#### DONNÉES À TRAITER
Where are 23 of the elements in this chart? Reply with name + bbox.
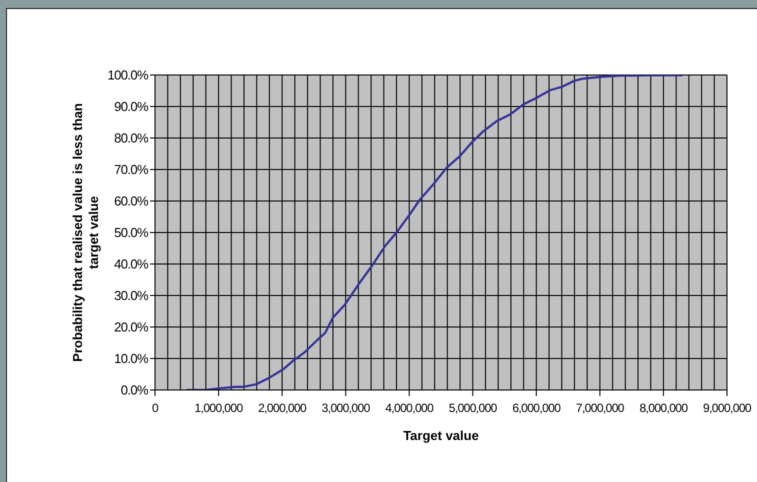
- x-tick-label: 5,000,000: [448, 401, 498, 415]
- y-tick-label: 70.0%: [114, 162, 150, 178]
- y-tick-label: 0.0%: [120, 382, 150, 398]
- y-tick-label: 50.0%: [114, 225, 150, 240]
- y-tick-label: 80.0%: [114, 130, 150, 146]
- x-tick-label: 6,000,000: [512, 401, 562, 415]
- x-tick-label: 7,000,000: [576, 401, 625, 415]
- y-tick-label: 100.0%: [108, 68, 150, 83]
- y-axis-title: Probability that realised value is less than target value: [70, 103, 101, 362]
- x-tick-label: 3,000,000: [322, 401, 371, 415]
- y-tick-label: 60.0%: [114, 194, 150, 209]
- y-tick-label: 90.0%: [114, 99, 150, 114]
- y-tick-label: 40.0%: [114, 256, 150, 272]
- x-tick-label: 2,000,000: [258, 401, 308, 415]
- y-tick-label: 10.0%: [114, 351, 150, 366]
- x-tick-label: 4,000,000: [385, 401, 434, 415]
- x-tick-label: 9,000,000: [703, 401, 752, 415]
- x-axis-title: Target value: [403, 428, 479, 443]
- y-tick-label: 30.0%: [114, 288, 150, 304]
- x-tick-label: 1,000,000: [194, 401, 244, 415]
- x-tick-label: 0: [152, 401, 159, 415]
- x-tick-label: 8,000,000: [639, 401, 688, 415]
- y-tick-label: 20.0%: [114, 320, 150, 335]
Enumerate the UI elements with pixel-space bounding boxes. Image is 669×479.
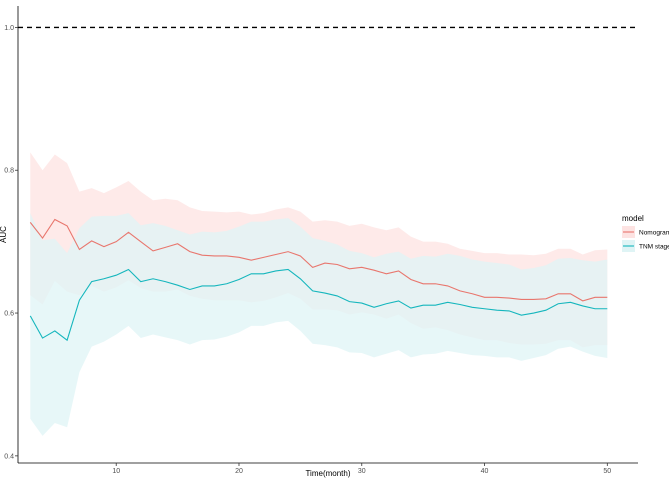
legend-title: model bbox=[622, 214, 644, 223]
y-axis-title: AUC bbox=[0, 226, 8, 243]
x-axis-title: Time(month) bbox=[305, 469, 350, 478]
y-tick-label: 0.4 bbox=[4, 453, 14, 460]
x-tick-label: 10 bbox=[112, 468, 120, 475]
tnm-stage-legend-label: TNM stage bbox=[639, 244, 669, 251]
tnm-stage-line bbox=[29, 268, 608, 342]
confidence-bands bbox=[30, 152, 608, 436]
nomogram-line bbox=[29, 218, 608, 302]
legend: model Nomogram TNM stage bbox=[622, 214, 669, 252]
tnm-stage-confidence-band bbox=[30, 213, 608, 436]
x-axis-ticks: 10 20 30 40 50 bbox=[112, 463, 611, 475]
x-tick-label: 50 bbox=[603, 468, 611, 475]
x-tick-label: 40 bbox=[481, 468, 489, 475]
x-tick-label: 30 bbox=[358, 468, 366, 475]
y-axis-ticks: 0.4 0.6 0.8 1.0 bbox=[4, 25, 18, 460]
nomogram-legend-label: Nomogram bbox=[639, 230, 669, 237]
series-lines bbox=[29, 218, 608, 342]
y-tick-label: 0.6 bbox=[4, 311, 14, 318]
y-tick-label: 0.8 bbox=[4, 168, 14, 175]
x-tick-label: 20 bbox=[235, 468, 243, 475]
y-tick-label: 1.0 bbox=[4, 25, 14, 32]
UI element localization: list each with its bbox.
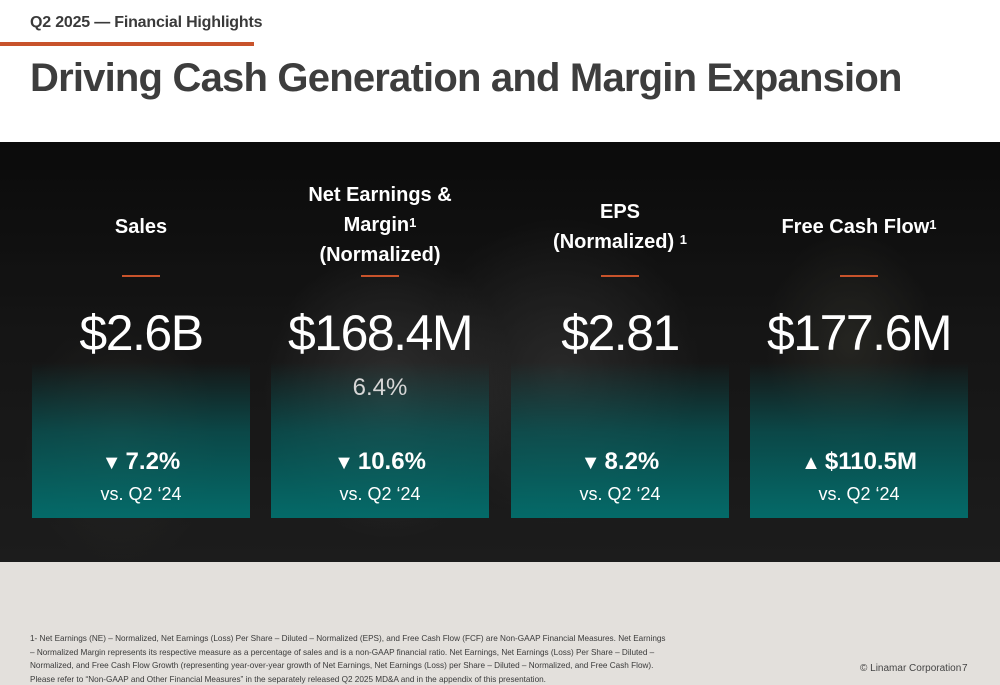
metric-panel <box>750 362 968 518</box>
footnote-text: 1- Net Earnings (NE) – Normalized, Net E… <box>30 634 666 684</box>
up-arrow-icon: ▲ <box>801 452 821 474</box>
down-arrow-icon: ▼ <box>580 452 601 474</box>
change-value: 10.6% <box>357 448 426 475</box>
change-value: 8.2% <box>604 448 660 475</box>
accent-dash <box>601 275 639 277</box>
metric-label-line: (Normalized) <box>553 231 675 253</box>
metric-value: $177.6M <box>766 305 953 361</box>
section-kicker: Q2 2025 — Financial Highlights <box>30 14 263 31</box>
metric-change: ▼ 10.6% <box>271 448 489 476</box>
footnote-marker: 1 <box>409 215 417 230</box>
metric-net-earnings: Net Earnings & Margin1 (Normalized) $168… <box>271 142 489 518</box>
metric-panel <box>271 362 489 518</box>
comparison-label: vs. Q2 ‘24 <box>818 484 900 504</box>
page-number: 7 <box>962 663 968 674</box>
metric-free-cash-flow: Free Cash Flow1 $177.6M ▲ $110.5M vs. Q2 … <box>750 142 968 518</box>
metric-label-line: (Normalized) <box>319 244 441 266</box>
comparison-label: vs. Q2 ‘24 <box>579 484 661 504</box>
metric-margin: 6.4% <box>352 374 408 401</box>
down-arrow-icon: ▼ <box>334 452 354 474</box>
metric-label: Net Earnings & Margin1 (Normalized) <box>271 180 489 270</box>
down-arrow-icon: ▼ <box>101 452 122 474</box>
comparison-label: vs. Q2 ‘24 <box>100 484 182 504</box>
accent-dash <box>122 275 160 277</box>
metric-label-line: Free Cash Flow <box>781 216 930 238</box>
metric-value: $2.6B <box>79 305 204 361</box>
metric-label: EPS (Normalized) 1 <box>511 197 729 257</box>
metric-eps: EPS (Normalized) 1 $2.81 ▼ 8.2% vs. Q2 ‘2… <box>511 142 729 518</box>
metric-change: ▲ $110.5M <box>750 448 968 476</box>
change-value: $110.5M <box>824 448 917 475</box>
slide-title: Driving Cash Generation and Margin Expan… <box>30 56 902 100</box>
metric-label-line: EPS <box>599 201 641 223</box>
comparison-label: vs. Q2 ‘24 <box>339 484 421 504</box>
metric-panel <box>32 362 250 518</box>
accent-dash <box>840 275 878 277</box>
metric-sales: Sales $2.6B ▼ 7.2% vs. Q2 ‘24 <box>32 142 250 518</box>
footnote-marker: 1 <box>679 232 687 247</box>
kicker-rule <box>0 42 254 46</box>
hero-photo-band: Sales $2.6B ▼ 7.2% vs. Q2 ‘24 Net Earning… <box>0 142 1000 562</box>
metric-label: Sales <box>32 212 250 242</box>
metric-value: $2.81 <box>561 305 680 361</box>
metric-change: ▼ 8.2% <box>511 448 729 476</box>
slide-footer: 1- Net Earnings (NE) – Normalized, Net E… <box>0 562 1000 685</box>
accent-dash <box>361 275 399 277</box>
metric-label: Free Cash Flow1 <box>750 212 968 242</box>
metric-change: ▼ 7.2% <box>32 448 250 476</box>
footnote-marker: 1 <box>929 217 937 232</box>
metric-value: $168.4M <box>287 305 474 361</box>
metric-label-line: Margin <box>343 214 410 236</box>
metric-panel <box>511 362 729 518</box>
change-value: 7.2% <box>125 448 181 475</box>
copyright: © Linamar Corporation <box>860 663 962 674</box>
metric-label-line: Net Earnings & <box>308 184 452 206</box>
metric-label-line: Sales <box>114 216 168 238</box>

#### CONSIGNE
Présentez toutes les lignes des entrées ci-dessus sous forme de liste numérotée, sans les lignes vides. Omettez les images dans la réponse.

#### RÉPONSE
1. Where are 23 of the elements in this chart? Reply with name + bbox.
2. - x-tick-label: 5,000,000: [448, 401, 498, 415]
3. - y-tick-label: 70.0%: [114, 162, 150, 178]
4. - y-tick-label: 0.0%: [120, 382, 150, 398]
5. - y-tick-label: 50.0%: [114, 225, 150, 240]
6. - y-tick-label: 80.0%: [114, 130, 150, 146]
7. - x-tick-label: 6,000,000: [512, 401, 562, 415]
8. - x-tick-label: 7,000,000: [576, 401, 625, 415]
9. - y-tick-label: 100.0%: [108, 68, 150, 83]
10. - y-axis-title: Probability that realised value is less than target value: [70, 103, 101, 362]
11. - x-tick-label: 3,000,000: [322, 401, 371, 415]
12. - y-tick-label: 60.0%: [114, 194, 150, 209]
13. - y-tick-label: 90.0%: [114, 99, 150, 114]
14. - y-tick-label: 40.0%: [114, 256, 150, 272]
15. - x-tick-label: 2,000,000: [258, 401, 308, 415]
16. - y-tick-label: 10.0%: [114, 351, 150, 366]
17. - x-tick-label: 4,000,000: [385, 401, 434, 415]
18. - x-tick-label: 9,000,000: [703, 401, 752, 415]
19. - x-axis-title: Target value: [403, 428, 479, 443]
20. - y-tick-label: 30.0%: [114, 288, 150, 304]
21. - x-tick-label: 1,000,000: [194, 401, 244, 415]
22. - x-tick-label: 0: [152, 401, 159, 415]
23. - x-tick-label: 8,000,000: [639, 401, 688, 415]
24. - y-tick-label: 20.0%: [114, 320, 150, 335]
25. Enumerate the UI elements with pixel-space bounding boxes. Image is 669×479.
26. legend-title: model bbox=[622, 214, 644, 223]
27. y-axis-title: AUC bbox=[0, 226, 8, 243]
28. x-axis-title: Time(month) bbox=[305, 469, 350, 478]
29. y-tick-label: 0.4 bbox=[4, 453, 14, 460]
30. x-tick-label: 10 bbox=[112, 468, 120, 475]
31. tnm-stage-legend-label: TNM stage bbox=[639, 244, 669, 251]
32. tnm-stage-line bbox=[29, 268, 608, 342]
33. confidence-bands bbox=[30, 152, 608, 436]
34. nomogram-line bbox=[29, 218, 608, 302]
35. legend: model Nomogram TNM stage bbox=[622, 214, 669, 252]
36. tnm-stage-confidence-band bbox=[30, 213, 608, 436]
37. x-axis-ticks: 10 20 30 40 50 bbox=[112, 463, 611, 475]
38. x-tick-label: 50 bbox=[603, 468, 611, 475]
39. x-tick-label: 40 bbox=[481, 468, 489, 475]
40. x-tick-label: 30 bbox=[358, 468, 366, 475]
41. y-axis-ticks: 0.4 0.6 0.8 1.0 bbox=[4, 25, 18, 460]
42. nomogram-legend-label: Nomogram bbox=[639, 230, 669, 237]
43. series-lines bbox=[29, 218, 608, 342]
44. y-tick-label: 0.6 bbox=[4, 311, 14, 318]
45. y-tick-label: 0.8 bbox=[4, 168, 14, 175]
46. x-tick-label: 20 bbox=[235, 468, 243, 475]
47. y-tick-label: 1.0 bbox=[4, 25, 14, 32]
48. UI element localization: list each with its bbox.
49. metric-panel <box>750 362 968 518</box>
50. footnote-text: 1- Net Earnings (NE) – Normalized, Net E… <box>30 634 666 684</box>
51. up-arrow-icon: ▲ <box>801 452 821 474</box>
52. down-arrow-icon: ▼ <box>580 452 601 474</box>
53. change-value: 10.6% <box>357 448 426 475</box>
54. change-value: 8.2% <box>604 448 660 475</box>
55. accent-dash <box>601 275 639 277</box>
56. metric-label-line: (Normalized) <box>553 231 675 253</box>
57. metric-value: $177.6M <box>766 305 953 361</box>
58. section-kicker: Q2 2025 — Financial Highlights <box>30 14 263 31</box>
59. metric-change: ▼ 10.6% <box>271 448 489 476</box>
60. footnote-marker: 1 <box>409 215 417 230</box>
61. metric-net-earnings: Net Earnings & Margin1 (Normalized) $168… <box>271 142 489 518</box>
62. metric-panel <box>271 362 489 518</box>
63. comparison-label: vs. Q2 ‘24 <box>818 484 900 504</box>
64. page-number: 7 <box>962 663 968 674</box>
65. metric-free-cash-flow: Free Cash Flow1 $177.6M ▲ $110.5M vs. Q2 … <box>750 142 968 518</box>
66. metric-label-line: (Normalized) <box>319 244 441 266</box>
67. comparison-label: vs. Q2 ‘24 <box>579 484 661 504</box>
68. metric-margin: 6.4% <box>352 374 408 401</box>
69. down-arrow-icon: ▼ <box>334 452 354 474</box>
70. metric-label: Net Earnings & Margin1 (Normalized) <box>271 180 489 270</box>
71. down-arrow-icon: ▼ <box>101 452 122 474</box>
72. comparison-label: vs. Q2 ‘24 <box>100 484 182 504</box>
73. accent-dash <box>122 275 160 277</box>
74. metric-label-line: Free Cash Flow <box>781 216 930 238</box>
75. metric-value: $2.6B <box>79 305 204 361</box>
76. metric-label: EPS (Normalized) 1 <box>511 197 729 257</box>
77. metric-eps: EPS (Normalized) 1 $2.81 ▼ 8.2% vs. Q2 ‘2… <box>511 142 729 518</box>
78. metric-change: ▲ $110.5M <box>750 448 968 476</box>
79. change-value: $110.5M <box>824 448 917 475</box>
80. slide-title: Driving Cash Generation and Margin Expan… <box>30 56 902 100</box>
81. metric-label-line: EPS <box>599 201 641 223</box>
82. comparison-label: vs. Q2 ‘24 <box>339 484 421 504</box>
83. metric-panel <box>32 362 250 518</box>
84. accent-dash <box>840 275 878 277</box>
85. metric-sales: Sales $2.6B ▼ 7.2% vs. Q2 ‘24 <box>32 142 250 518</box>
86. footnote-marker: 1 <box>679 232 687 247</box>
87. kicker-rule <box>0 42 254 46</box>
88. hero-photo-band: Sales $2.6B ▼ 7.2% vs. Q2 ‘24 Net Earning… <box>0 142 1000 562</box>
89. metric-label: Sales <box>32 212 250 242</box>
90. metric-value: $2.81 <box>561 305 680 361</box>
91. metric-change: ▼ 8.2% <box>511 448 729 476</box>
92. slide-footer: 1- Net Earnings (NE) – Normalized, Net E… <box>0 562 1000 685</box>
93. accent-dash <box>361 275 399 277</box>
94. metric-label: Free Cash Flow1 <box>750 212 968 242</box>
95. metric-change: ▼ 7.2% <box>32 448 250 476</box>
96. footnote-marker: 1 <box>929 217 937 232</box>
97. metric-value: $168.4M <box>287 305 474 361</box>
98. metric-label-line: Margin <box>343 214 410 236</box>
99. metric-panel <box>511 362 729 518</box>
100. change-value: 7.2% <box>125 448 181 475</box>
101. copyright: © Linamar Corporation <box>860 663 962 674</box>
102. metric-label-line: Net Earnings & <box>308 184 452 206</box>
103. metric-label-line: Sales <box>114 216 168 238</box>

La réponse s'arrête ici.